--- start of Recorded information ---

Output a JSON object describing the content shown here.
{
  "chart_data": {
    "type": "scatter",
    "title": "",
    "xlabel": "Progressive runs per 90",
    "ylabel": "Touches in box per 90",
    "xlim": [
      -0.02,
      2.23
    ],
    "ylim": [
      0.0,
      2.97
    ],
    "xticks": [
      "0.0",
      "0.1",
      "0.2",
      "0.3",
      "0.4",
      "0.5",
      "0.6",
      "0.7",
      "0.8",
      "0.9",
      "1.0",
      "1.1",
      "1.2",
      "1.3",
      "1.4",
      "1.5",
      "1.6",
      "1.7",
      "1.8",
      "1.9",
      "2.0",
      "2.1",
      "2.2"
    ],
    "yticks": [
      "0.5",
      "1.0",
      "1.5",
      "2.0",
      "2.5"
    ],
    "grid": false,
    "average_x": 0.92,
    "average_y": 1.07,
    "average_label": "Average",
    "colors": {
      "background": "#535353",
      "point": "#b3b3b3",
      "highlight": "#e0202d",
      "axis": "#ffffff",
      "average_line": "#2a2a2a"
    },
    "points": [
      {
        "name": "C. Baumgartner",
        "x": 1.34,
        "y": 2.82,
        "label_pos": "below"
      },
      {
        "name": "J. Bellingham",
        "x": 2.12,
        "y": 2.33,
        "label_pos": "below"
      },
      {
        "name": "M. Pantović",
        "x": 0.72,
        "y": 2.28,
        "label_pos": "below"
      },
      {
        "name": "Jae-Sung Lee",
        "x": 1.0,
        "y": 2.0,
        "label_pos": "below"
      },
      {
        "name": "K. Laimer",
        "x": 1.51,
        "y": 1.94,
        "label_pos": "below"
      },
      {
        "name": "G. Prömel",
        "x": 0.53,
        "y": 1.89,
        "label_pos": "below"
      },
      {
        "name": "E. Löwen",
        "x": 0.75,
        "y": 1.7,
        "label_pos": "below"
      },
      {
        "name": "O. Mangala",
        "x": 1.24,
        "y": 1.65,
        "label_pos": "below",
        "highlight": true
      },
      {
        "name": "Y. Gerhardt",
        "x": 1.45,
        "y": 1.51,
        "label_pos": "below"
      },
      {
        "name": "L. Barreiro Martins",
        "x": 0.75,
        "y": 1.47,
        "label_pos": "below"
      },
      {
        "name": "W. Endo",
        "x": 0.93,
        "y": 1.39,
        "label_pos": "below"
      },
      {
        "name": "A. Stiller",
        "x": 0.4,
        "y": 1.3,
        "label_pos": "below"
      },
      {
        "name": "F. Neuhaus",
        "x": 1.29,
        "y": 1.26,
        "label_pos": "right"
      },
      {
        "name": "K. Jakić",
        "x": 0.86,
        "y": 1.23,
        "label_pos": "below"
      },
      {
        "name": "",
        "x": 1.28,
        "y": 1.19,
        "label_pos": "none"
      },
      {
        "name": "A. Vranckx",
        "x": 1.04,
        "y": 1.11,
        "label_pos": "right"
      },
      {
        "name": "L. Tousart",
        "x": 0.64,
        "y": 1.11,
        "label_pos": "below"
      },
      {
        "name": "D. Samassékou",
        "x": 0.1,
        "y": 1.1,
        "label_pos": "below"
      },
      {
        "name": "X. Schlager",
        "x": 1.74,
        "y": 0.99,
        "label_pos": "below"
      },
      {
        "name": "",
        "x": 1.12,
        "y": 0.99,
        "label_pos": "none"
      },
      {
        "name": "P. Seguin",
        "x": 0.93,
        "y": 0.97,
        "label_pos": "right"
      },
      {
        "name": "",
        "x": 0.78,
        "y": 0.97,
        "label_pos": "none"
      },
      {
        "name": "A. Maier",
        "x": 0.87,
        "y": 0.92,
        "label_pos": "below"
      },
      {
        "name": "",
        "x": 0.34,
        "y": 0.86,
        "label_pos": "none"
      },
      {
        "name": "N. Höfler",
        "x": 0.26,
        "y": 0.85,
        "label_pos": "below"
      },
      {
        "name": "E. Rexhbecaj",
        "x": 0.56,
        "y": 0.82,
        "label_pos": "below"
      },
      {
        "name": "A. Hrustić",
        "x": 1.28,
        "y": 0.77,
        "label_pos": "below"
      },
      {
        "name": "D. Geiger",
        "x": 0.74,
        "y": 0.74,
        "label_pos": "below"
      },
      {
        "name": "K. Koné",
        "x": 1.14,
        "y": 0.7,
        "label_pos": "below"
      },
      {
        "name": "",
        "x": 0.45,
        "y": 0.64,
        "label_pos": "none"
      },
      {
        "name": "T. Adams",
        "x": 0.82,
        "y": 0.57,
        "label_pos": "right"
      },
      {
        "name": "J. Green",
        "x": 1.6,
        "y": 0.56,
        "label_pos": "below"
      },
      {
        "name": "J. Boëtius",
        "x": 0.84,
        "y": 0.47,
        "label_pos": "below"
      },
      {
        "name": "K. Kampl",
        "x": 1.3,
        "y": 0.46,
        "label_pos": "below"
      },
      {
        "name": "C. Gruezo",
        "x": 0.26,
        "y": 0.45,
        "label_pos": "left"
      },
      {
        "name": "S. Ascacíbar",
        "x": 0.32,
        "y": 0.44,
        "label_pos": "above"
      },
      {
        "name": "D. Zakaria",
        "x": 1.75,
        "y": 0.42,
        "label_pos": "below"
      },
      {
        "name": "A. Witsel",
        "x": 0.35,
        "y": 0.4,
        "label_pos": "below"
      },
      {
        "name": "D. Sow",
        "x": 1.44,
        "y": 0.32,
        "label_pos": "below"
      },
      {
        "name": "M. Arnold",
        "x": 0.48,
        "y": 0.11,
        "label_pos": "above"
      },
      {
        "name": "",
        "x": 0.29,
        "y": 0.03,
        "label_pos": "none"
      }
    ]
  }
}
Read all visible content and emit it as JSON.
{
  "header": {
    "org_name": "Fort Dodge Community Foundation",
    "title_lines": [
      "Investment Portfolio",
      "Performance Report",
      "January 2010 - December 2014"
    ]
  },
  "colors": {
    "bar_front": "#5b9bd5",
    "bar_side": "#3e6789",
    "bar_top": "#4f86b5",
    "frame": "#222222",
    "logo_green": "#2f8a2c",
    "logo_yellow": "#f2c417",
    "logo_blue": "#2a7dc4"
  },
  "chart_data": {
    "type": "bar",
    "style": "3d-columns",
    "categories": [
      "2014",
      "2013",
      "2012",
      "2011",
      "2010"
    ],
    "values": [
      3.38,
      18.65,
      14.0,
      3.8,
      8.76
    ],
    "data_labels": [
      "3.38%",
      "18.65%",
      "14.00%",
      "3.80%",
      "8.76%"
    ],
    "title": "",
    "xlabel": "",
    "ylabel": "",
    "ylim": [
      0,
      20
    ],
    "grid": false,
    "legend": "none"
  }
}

--- end of Recorded information ---

◆ Exercise task:
Output the listing above word for word.

◆ Task result:
Output a JSON object describing the content shown here.
{
  "chart_data": {
    "type": "scatter",
    "title": "",
    "xlabel": "Progressive runs per 90",
    "ylabel": "Touches in box per 90",
    "xlim": [
      -0.02,
      2.23
    ],
    "ylim": [
      0.0,
      2.97
    ],
    "xticks": [
      "0.0",
      "0.1",
      "0.2",
      "0.3",
      "0.4",
      "0.5",
      "0.6",
      "0.7",
      "0.8",
      "0.9",
      "1.0",
      "1.1",
      "1.2",
      "1.3",
      "1.4",
      "1.5",
      "1.6",
      "1.7",
      "1.8",
      "1.9",
      "2.0",
      "2.1",
      "2.2"
    ],
    "yticks": [
      "0.5",
      "1.0",
      "1.5",
      "2.0",
      "2.5"
    ],
    "grid": false,
    "average_x": 0.92,
    "average_y": 1.07,
    "average_label": "Average",
    "colors": {
      "background": "#535353",
      "point": "#b3b3b3",
      "highlight": "#e0202d",
      "axis": "#ffffff",
      "average_line": "#2a2a2a"
    },
    "points": [
      {
        "name": "C. Baumgartner",
        "x": 1.34,
        "y": 2.82,
        "label_pos": "below"
      },
      {
        "name": "J. Bellingham",
        "x": 2.12,
        "y": 2.33,
        "label_pos": "below"
      },
      {
        "name": "M. Pantović",
        "x": 0.72,
        "y": 2.28,
        "label_pos": "below"
      },
      {
        "name": "Jae-Sung Lee",
        "x": 1.0,
        "y": 2.0,
        "label_pos": "below"
      },
      {
        "name": "K. Laimer",
        "x": 1.51,
        "y": 1.94,
        "label_pos": "below"
      },
      {
        "name": "G. Prömel",
        "x": 0.53,
        "y": 1.89,
        "label_pos": "below"
      },
      {
        "name": "E. Löwen",
        "x": 0.75,
        "y": 1.7,
        "label_pos": "below"
      },
      {
        "name": "O. Mangala",
        "x": 1.24,
        "y": 1.65,
        "label_pos": "below",
        "highlight": true
      },
      {
        "name": "Y. Gerhardt",
        "x": 1.45,
        "y": 1.51,
        "label_pos": "below"
      },
      {
        "name": "L. Barreiro Martins",
        "x": 0.75,
        "y": 1.47,
        "label_pos": "below"
      },
      {
        "name": "W. Endo",
        "x": 0.93,
        "y": 1.39,
        "label_pos": "below"
      },
      {
        "name": "A. Stiller",
        "x": 0.4,
        "y": 1.3,
        "label_pos": "below"
      },
      {
        "name": "F. Neuhaus",
        "x": 1.29,
        "y": 1.26,
        "label_pos": "right"
      },
      {
        "name": "K. Jakić",
        "x": 0.86,
        "y": 1.23,
        "label_pos": "below"
      },
      {
        "name": "",
        "x": 1.28,
        "y": 1.19,
        "label_pos": "none"
      },
      {
        "name": "A. Vranckx",
        "x": 1.04,
        "y": 1.11,
        "label_pos": "right"
      },
      {
        "name": "L. Tousart",
        "x": 0.64,
        "y": 1.11,
        "label_pos": "below"
      },
      {
        "name": "D. Samassékou",
        "x": 0.1,
        "y": 1.1,
        "label_pos": "below"
      },
      {
        "name": "X. Schlager",
        "x": 1.74,
        "y": 0.99,
        "label_pos": "below"
      },
      {
        "name": "",
        "x": 1.12,
        "y": 0.99,
        "label_pos": "none"
      },
      {
        "name": "P. Seguin",
        "x": 0.93,
        "y": 0.97,
        "label_pos": "right"
      },
      {
        "name": "",
        "x": 0.78,
        "y": 0.97,
        "label_pos": "none"
      },
      {
        "name": "A. Maier",
        "x": 0.87,
        "y": 0.92,
        "label_pos": "below"
      },
      {
        "name": "",
        "x": 0.34,
        "y": 0.86,
        "label_pos": "none"
      },
      {
        "name": "N. Höfler",
        "x": 0.26,
        "y": 0.85,
        "label_pos": "below"
      },
      {
        "name": "E. Rexhbecaj",
        "x": 0.56,
        "y": 0.82,
        "label_pos": "below"
      },
      {
        "name": "A. Hrustić",
        "x": 1.28,
        "y": 0.77,
        "label_pos": "below"
      },
      {
        "name": "D. Geiger",
        "x": 0.74,
        "y": 0.74,
        "label_pos": "below"
      },
      {
        "name": "K. Koné",
        "x": 1.14,
        "y": 0.7,
        "label_pos": "below"
      },
      {
        "name": "",
        "x": 0.45,
        "y": 0.64,
        "label_pos": "none"
      },
      {
        "name": "T. Adams",
        "x": 0.82,
        "y": 0.57,
        "label_pos": "right"
      },
      {
        "name": "J. Green",
        "x": 1.6,
        "y": 0.56,
        "label_pos": "below"
      },
      {
        "name": "J. Boëtius",
        "x": 0.84,
        "y": 0.47,
        "label_pos": "below"
      },
      {
        "name": "K. Kampl",
        "x": 1.3,
        "y": 0.46,
        "label_pos": "below"
      },
      {
        "name": "C. Gruezo",
        "x": 0.26,
        "y": 0.45,
        "label_pos": "left"
      },
      {
        "name": "S. Ascacíbar",
        "x": 0.32,
        "y": 0.44,
        "label_pos": "above"
      },
      {
        "name": "D. Zakaria",
        "x": 1.75,
        "y": 0.42,
        "label_pos": "below"
      },
      {
        "name": "A. Witsel",
        "x": 0.35,
        "y": 0.4,
        "label_pos": "below"
      },
      {
        "name": "D. Sow",
        "x": 1.44,
        "y": 0.32,
        "label_pos": "below"
      },
      {
        "name": "M. Arnold",
        "x": 0.48,
        "y": 0.11,
        "label_pos": "above"
      },
      {
        "name": "",
        "x": 0.29,
        "y": 0.03,
        "label_pos": "none"
      }
    ]
  }
}
Read all visible content and emit it as JSON.
{
  "header": {
    "org_name": "Fort Dodge Community Foundation",
    "title_lines": [
      "Investment Portfolio",
      "Performance Report",
      "January 2010 - December 2014"
    ]
  },
  "colors": {
    "bar_front": "#5b9bd5",
    "bar_side": "#3e6789",
    "bar_top": "#4f86b5",
    "frame": "#222222",
    "logo_green": "#2f8a2c",
    "logo_yellow": "#f2c417",
    "logo_blue": "#2a7dc4"
  },
  "chart_data": {
    "type": "bar",
    "style": "3d-columns",
    "categories": [
      "2014",
      "2013",
      "2012",
      "2011",
      "2010"
    ],
    "values": [
      3.38,
      18.65,
      14.0,
      3.8,
      8.76
    ],
    "data_labels": [
      "3.38%",
      "18.65%",
      "14.00%",
      "3.80%",
      "8.76%"
    ],
    "title": "",
    "xlabel": "",
    "ylabel": "",
    "ylim": [
      0,
      20
    ],
    "grid": false,
    "legend": "none"
  }
}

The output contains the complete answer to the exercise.